WRITTEN TASK: Repeat each entry as written, dropping any picture you find.

SUPPLIED MATERIAL:
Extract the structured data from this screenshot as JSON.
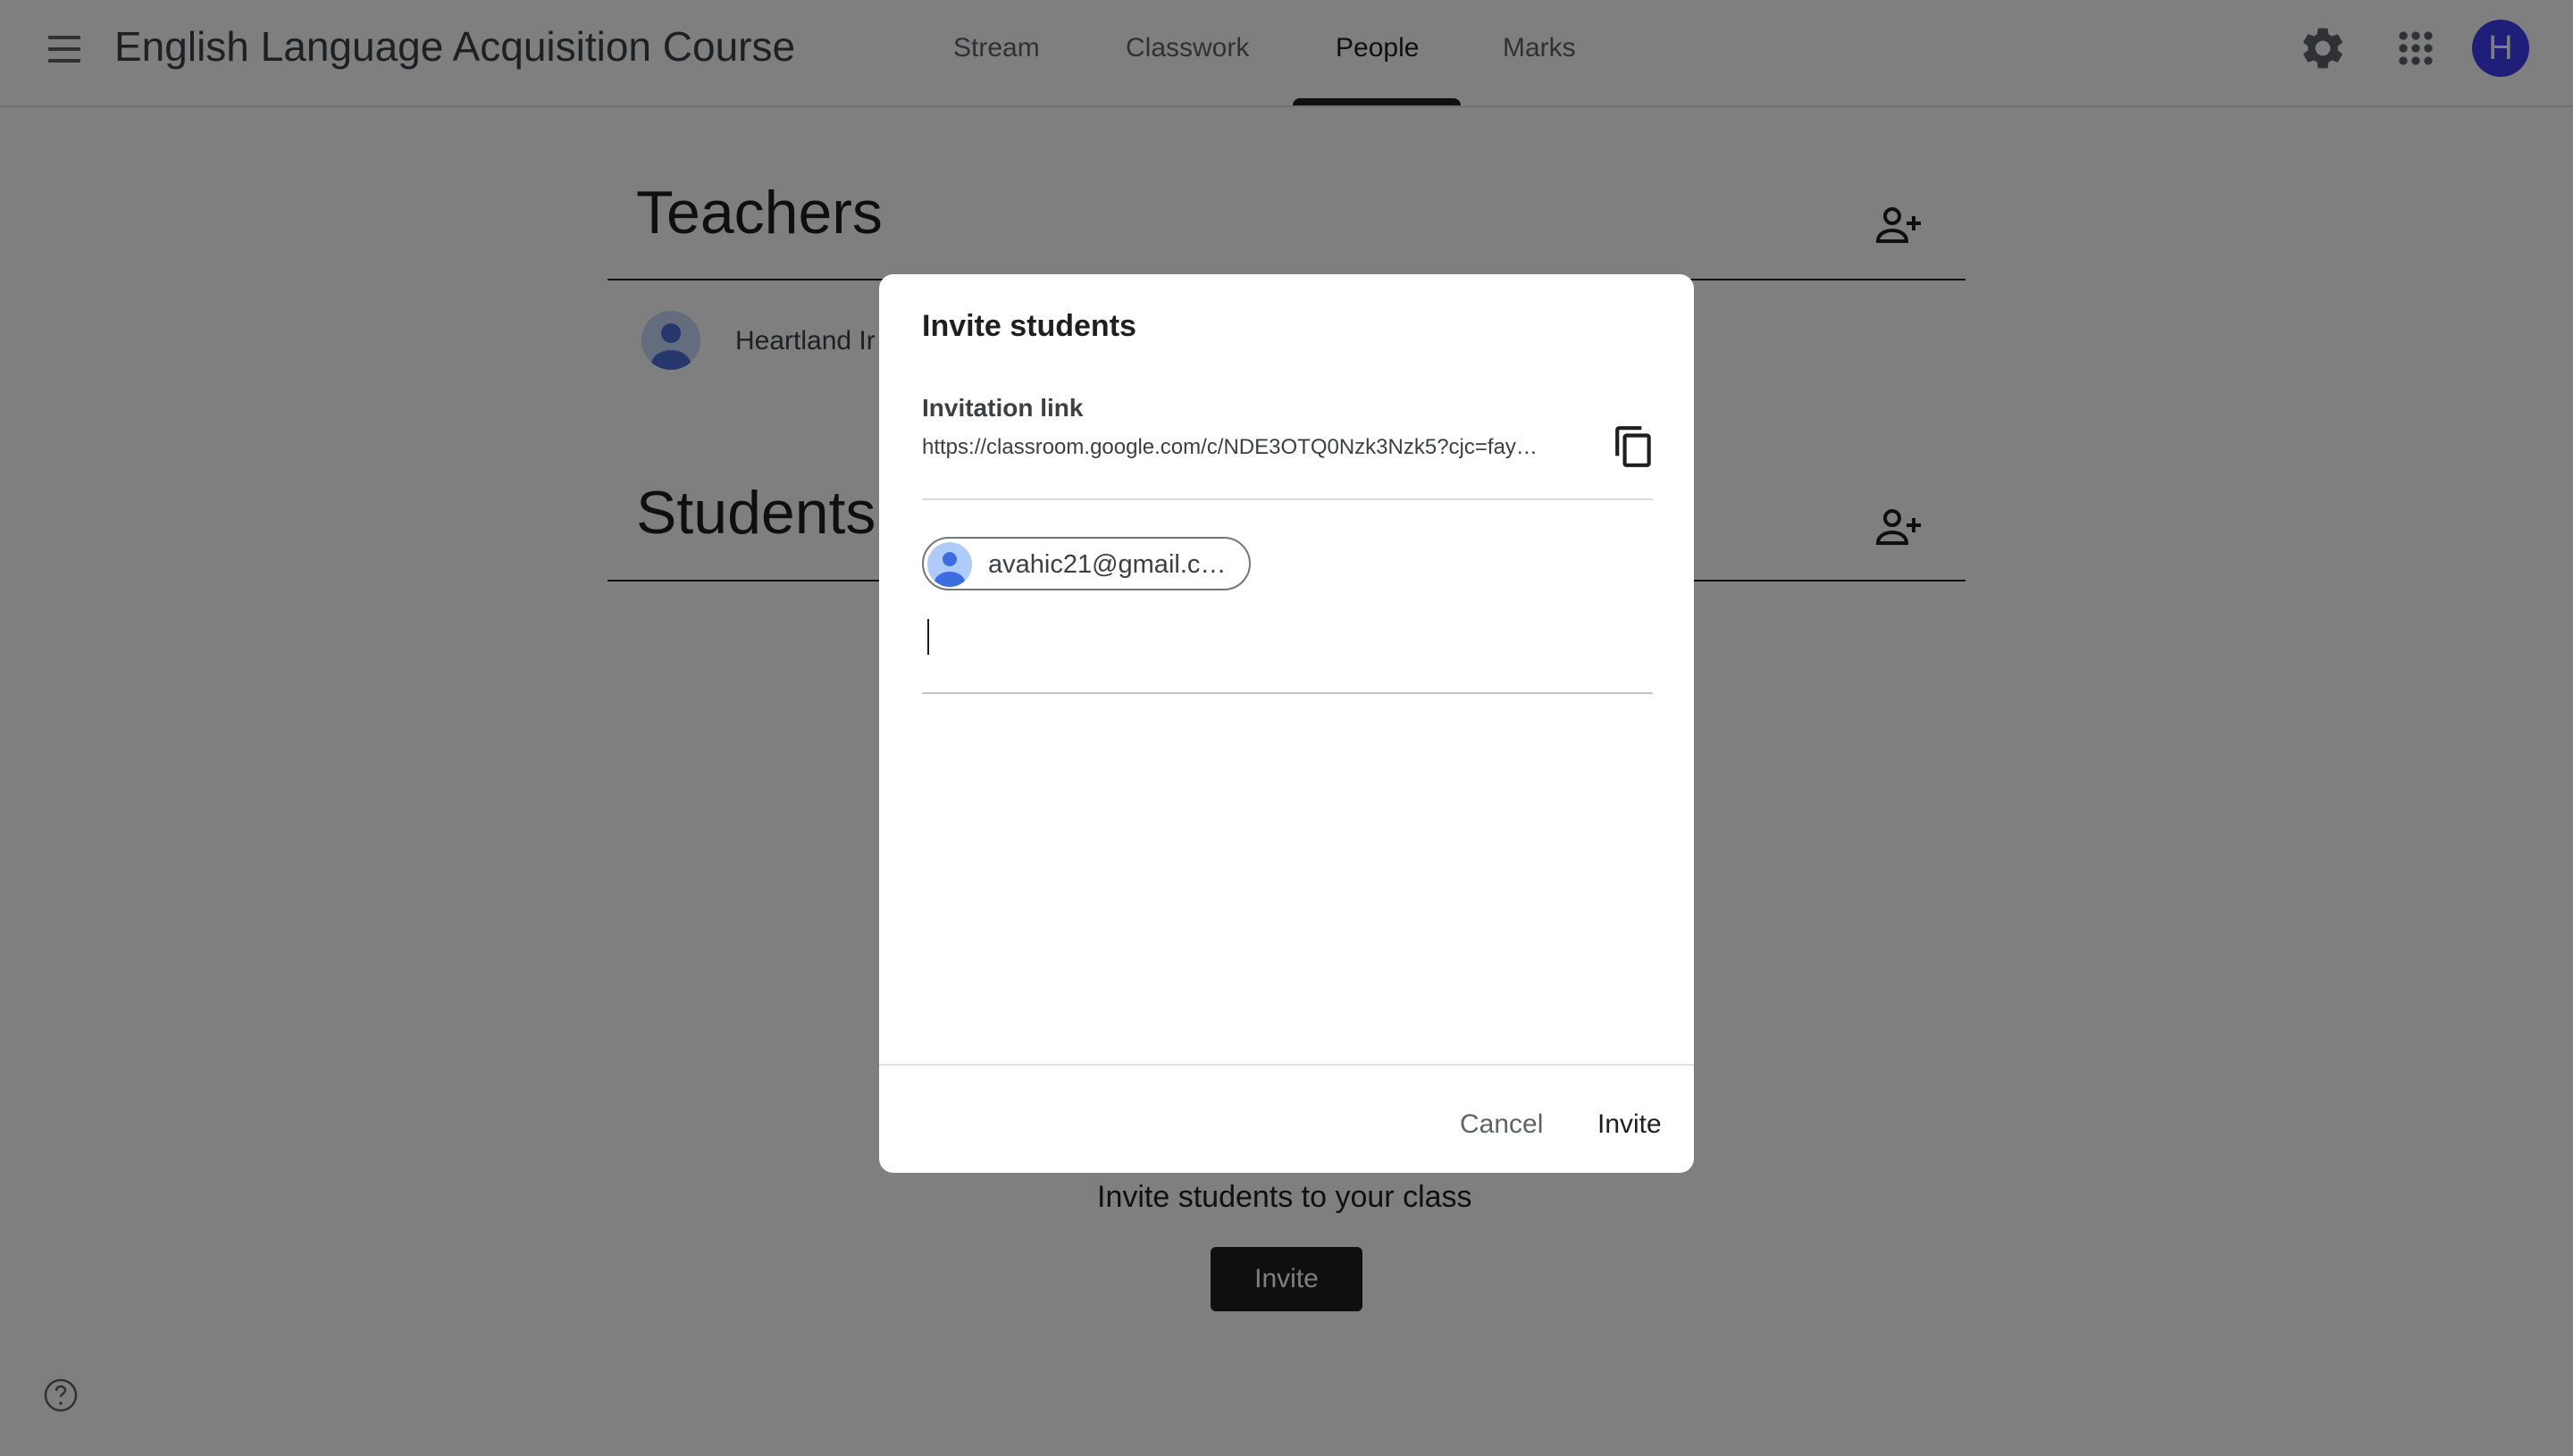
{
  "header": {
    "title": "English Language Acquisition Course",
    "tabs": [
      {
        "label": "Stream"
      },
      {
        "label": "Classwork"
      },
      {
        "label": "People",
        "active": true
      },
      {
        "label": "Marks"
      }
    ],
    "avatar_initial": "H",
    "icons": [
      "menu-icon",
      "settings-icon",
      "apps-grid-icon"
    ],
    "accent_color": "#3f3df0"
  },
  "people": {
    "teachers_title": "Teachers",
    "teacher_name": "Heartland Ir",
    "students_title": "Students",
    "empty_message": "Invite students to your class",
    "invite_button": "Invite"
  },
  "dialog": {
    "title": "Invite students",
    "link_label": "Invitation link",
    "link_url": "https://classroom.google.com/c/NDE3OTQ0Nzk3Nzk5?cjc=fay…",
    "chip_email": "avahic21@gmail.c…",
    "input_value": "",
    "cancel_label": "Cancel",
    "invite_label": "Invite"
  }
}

WRITTEN ANSWER:
Extract the structured data from this screenshot as JSON.
{
  "header": {
    "title": "English Language Acquisition Course",
    "tabs": [
      {
        "label": "Stream"
      },
      {
        "label": "Classwork"
      },
      {
        "label": "People",
        "active": true
      },
      {
        "label": "Marks"
      }
    ],
    "avatar_initial": "H",
    "icons": [
      "menu-icon",
      "settings-icon",
      "apps-grid-icon"
    ],
    "accent_color": "#3f3df0"
  },
  "people": {
    "teachers_title": "Teachers",
    "teacher_name": "Heartland Ir",
    "students_title": "Students",
    "empty_message": "Invite students to your class",
    "invite_button": "Invite"
  },
  "dialog": {
    "title": "Invite students",
    "link_label": "Invitation link",
    "link_url": "https://classroom.google.com/c/NDE3OTQ0Nzk3Nzk5?cjc=fay…",
    "chip_email": "avahic21@gmail.c…",
    "input_value": "",
    "cancel_label": "Cancel",
    "invite_label": "Invite"
  }
}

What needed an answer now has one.